[Excerpt from a dataset]
** Begin **
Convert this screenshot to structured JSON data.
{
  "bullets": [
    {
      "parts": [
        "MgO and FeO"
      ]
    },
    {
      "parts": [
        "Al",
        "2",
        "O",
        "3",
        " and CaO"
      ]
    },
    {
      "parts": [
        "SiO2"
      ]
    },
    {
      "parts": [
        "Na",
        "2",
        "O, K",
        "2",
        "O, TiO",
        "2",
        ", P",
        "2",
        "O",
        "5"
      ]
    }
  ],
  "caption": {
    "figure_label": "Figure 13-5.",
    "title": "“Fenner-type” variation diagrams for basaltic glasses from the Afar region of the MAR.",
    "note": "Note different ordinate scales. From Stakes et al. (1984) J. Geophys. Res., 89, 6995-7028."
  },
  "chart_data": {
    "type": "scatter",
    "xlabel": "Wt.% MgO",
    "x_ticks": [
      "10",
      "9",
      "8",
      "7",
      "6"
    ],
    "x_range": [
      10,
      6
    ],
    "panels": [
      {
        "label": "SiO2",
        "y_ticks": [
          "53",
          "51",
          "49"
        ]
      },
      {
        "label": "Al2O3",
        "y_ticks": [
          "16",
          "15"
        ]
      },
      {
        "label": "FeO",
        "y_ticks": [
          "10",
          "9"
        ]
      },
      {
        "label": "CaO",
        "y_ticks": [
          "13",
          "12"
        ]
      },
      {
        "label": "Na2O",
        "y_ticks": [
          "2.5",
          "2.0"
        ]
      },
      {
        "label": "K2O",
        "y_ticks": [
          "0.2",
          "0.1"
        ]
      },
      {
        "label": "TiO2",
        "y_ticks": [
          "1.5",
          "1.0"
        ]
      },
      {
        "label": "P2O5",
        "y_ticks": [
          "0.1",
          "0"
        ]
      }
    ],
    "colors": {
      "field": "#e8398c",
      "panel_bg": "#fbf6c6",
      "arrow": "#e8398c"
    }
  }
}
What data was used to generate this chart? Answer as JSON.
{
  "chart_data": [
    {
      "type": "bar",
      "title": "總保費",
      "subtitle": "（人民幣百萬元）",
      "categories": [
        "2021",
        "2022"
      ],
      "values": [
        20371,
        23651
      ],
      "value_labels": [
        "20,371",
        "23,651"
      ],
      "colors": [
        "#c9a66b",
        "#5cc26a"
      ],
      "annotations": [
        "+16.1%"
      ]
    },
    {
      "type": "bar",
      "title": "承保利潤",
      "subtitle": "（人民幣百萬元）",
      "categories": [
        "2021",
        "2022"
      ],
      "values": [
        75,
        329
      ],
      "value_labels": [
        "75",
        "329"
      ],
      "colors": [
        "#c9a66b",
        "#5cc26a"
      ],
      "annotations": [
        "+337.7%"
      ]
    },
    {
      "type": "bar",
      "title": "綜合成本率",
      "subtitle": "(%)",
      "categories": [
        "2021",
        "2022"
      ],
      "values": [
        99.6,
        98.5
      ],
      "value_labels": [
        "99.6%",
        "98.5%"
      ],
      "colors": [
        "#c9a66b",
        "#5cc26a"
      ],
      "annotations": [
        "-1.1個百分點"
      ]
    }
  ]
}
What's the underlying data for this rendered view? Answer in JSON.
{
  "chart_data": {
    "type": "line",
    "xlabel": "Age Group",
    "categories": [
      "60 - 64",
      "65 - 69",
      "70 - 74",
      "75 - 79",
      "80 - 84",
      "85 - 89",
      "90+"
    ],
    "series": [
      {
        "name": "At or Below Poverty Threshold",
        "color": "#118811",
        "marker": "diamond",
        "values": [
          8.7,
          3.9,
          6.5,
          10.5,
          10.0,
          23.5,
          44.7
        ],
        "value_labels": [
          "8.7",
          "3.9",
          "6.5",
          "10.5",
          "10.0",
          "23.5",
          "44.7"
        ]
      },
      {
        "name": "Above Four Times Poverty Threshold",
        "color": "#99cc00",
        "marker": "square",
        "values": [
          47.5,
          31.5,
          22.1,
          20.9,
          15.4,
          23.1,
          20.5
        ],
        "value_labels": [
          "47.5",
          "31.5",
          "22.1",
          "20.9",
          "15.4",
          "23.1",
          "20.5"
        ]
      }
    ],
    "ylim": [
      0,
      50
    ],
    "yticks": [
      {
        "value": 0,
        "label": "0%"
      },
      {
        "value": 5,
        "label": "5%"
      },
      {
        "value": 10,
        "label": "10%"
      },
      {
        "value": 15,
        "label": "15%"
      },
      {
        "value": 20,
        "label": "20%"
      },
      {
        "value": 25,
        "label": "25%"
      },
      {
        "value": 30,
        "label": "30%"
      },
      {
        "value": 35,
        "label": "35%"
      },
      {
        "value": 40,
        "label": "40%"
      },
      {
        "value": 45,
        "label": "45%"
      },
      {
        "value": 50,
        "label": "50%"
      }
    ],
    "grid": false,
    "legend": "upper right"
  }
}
** End **
TO DO
Go through the material above line by line and copy it exactly.

ANSWER TO THE EXERCISE
Convert this screenshot to structured JSON data.
{
  "bullets": [
    {
      "parts": [
        "MgO and FeO"
      ]
    },
    {
      "parts": [
        "Al",
        "2",
        "O",
        "3",
        " and CaO"
      ]
    },
    {
      "parts": [
        "SiO2"
      ]
    },
    {
      "parts": [
        "Na",
        "2",
        "O, K",
        "2",
        "O, TiO",
        "2",
        ", P",
        "2",
        "O",
        "5"
      ]
    }
  ],
  "caption": {
    "figure_label": "Figure 13-5.",
    "title": "“Fenner-type” variation diagrams for basaltic glasses from the Afar region of the MAR.",
    "note": "Note different ordinate scales. From Stakes et al. (1984) J. Geophys. Res., 89, 6995-7028."
  },
  "chart_data": {
    "type": "scatter",
    "xlabel": "Wt.% MgO",
    "x_ticks": [
      "10",
      "9",
      "8",
      "7",
      "6"
    ],
    "x_range": [
      10,
      6
    ],
    "panels": [
      {
        "label": "SiO2",
        "y_ticks": [
          "53",
          "51",
          "49"
        ]
      },
      {
        "label": "Al2O3",
        "y_ticks": [
          "16",
          "15"
        ]
      },
      {
        "label": "FeO",
        "y_ticks": [
          "10",
          "9"
        ]
      },
      {
        "label": "CaO",
        "y_ticks": [
          "13",
          "12"
        ]
      },
      {
        "label": "Na2O",
        "y_ticks": [
          "2.5",
          "2.0"
        ]
      },
      {
        "label": "K2O",
        "y_ticks": [
          "0.2",
          "0.1"
        ]
      },
      {
        "label": "TiO2",
        "y_ticks": [
          "1.5",
          "1.0"
        ]
      },
      {
        "label": "P2O5",
        "y_ticks": [
          "0.1",
          "0"
        ]
      }
    ],
    "colors": {
      "field": "#e8398c",
      "panel_bg": "#fbf6c6",
      "arrow": "#e8398c"
    }
  }
}
What data was used to generate this chart? Answer as JSON.
{
  "chart_data": [
    {
      "type": "bar",
      "title": "總保費",
      "subtitle": "（人民幣百萬元）",
      "categories": [
        "2021",
        "2022"
      ],
      "values": [
        20371,
        23651
      ],
      "value_labels": [
        "20,371",
        "23,651"
      ],
      "colors": [
        "#c9a66b",
        "#5cc26a"
      ],
      "annotations": [
        "+16.1%"
      ]
    },
    {
      "type": "bar",
      "title": "承保利潤",
      "subtitle": "（人民幣百萬元）",
      "categories": [
        "2021",
        "2022"
      ],
      "values": [
        75,
        329
      ],
      "value_labels": [
        "75",
        "329"
      ],
      "colors": [
        "#c9a66b",
        "#5cc26a"
      ],
      "annotations": [
        "+337.7%"
      ]
    },
    {
      "type": "bar",
      "title": "綜合成本率",
      "subtitle": "(%)",
      "categories": [
        "2021",
        "2022"
      ],
      "values": [
        99.6,
        98.5
      ],
      "value_labels": [
        "99.6%",
        "98.5%"
      ],
      "colors": [
        "#c9a66b",
        "#5cc26a"
      ],
      "annotations": [
        "-1.1個百分點"
      ]
    }
  ]
}
What's the underlying data for this rendered view? Answer in JSON.
{
  "chart_data": {
    "type": "line",
    "xlabel": "Age Group",
    "categories": [
      "60 - 64",
      "65 - 69",
      "70 - 74",
      "75 - 79",
      "80 - 84",
      "85 - 89",
      "90+"
    ],
    "series": [
      {
        "name": "At or Below Poverty Threshold",
        "color": "#118811",
        "marker": "diamond",
        "values": [
          8.7,
          3.9,
          6.5,
          10.5,
          10.0,
          23.5,
          44.7
        ],
        "value_labels": [
          "8.7",
          "3.9",
          "6.5",
          "10.5",
          "10.0",
          "23.5",
          "44.7"
        ]
      },
      {
        "name": "Above Four Times Poverty Threshold",
        "color": "#99cc00",
        "marker": "square",
        "values": [
          47.5,
          31.5,
          22.1,
          20.9,
          15.4,
          23.1,
          20.5
        ],
        "value_labels": [
          "47.5",
          "31.5",
          "22.1",
          "20.9",
          "15.4",
          "23.1",
          "20.5"
        ]
      }
    ],
    "ylim": [
      0,
      50
    ],
    "yticks": [
      {
        "value": 0,
        "label": "0%"
      },
      {
        "value": 5,
        "label": "5%"
      },
      {
        "value": 10,
        "label": "10%"
      },
      {
        "value": 15,
        "label": "15%"
      },
      {
        "value": 20,
        "label": "20%"
      },
      {
        "value": 25,
        "label": "25%"
      },
      {
        "value": 30,
        "label": "30%"
      },
      {
        "value": 35,
        "label": "35%"
      },
      {
        "value": 40,
        "label": "40%"
      },
      {
        "value": 45,
        "label": "45%"
      },
      {
        "value": 50,
        "label": "50%"
      }
    ],
    "grid": false,
    "legend": "upper right"
  }
}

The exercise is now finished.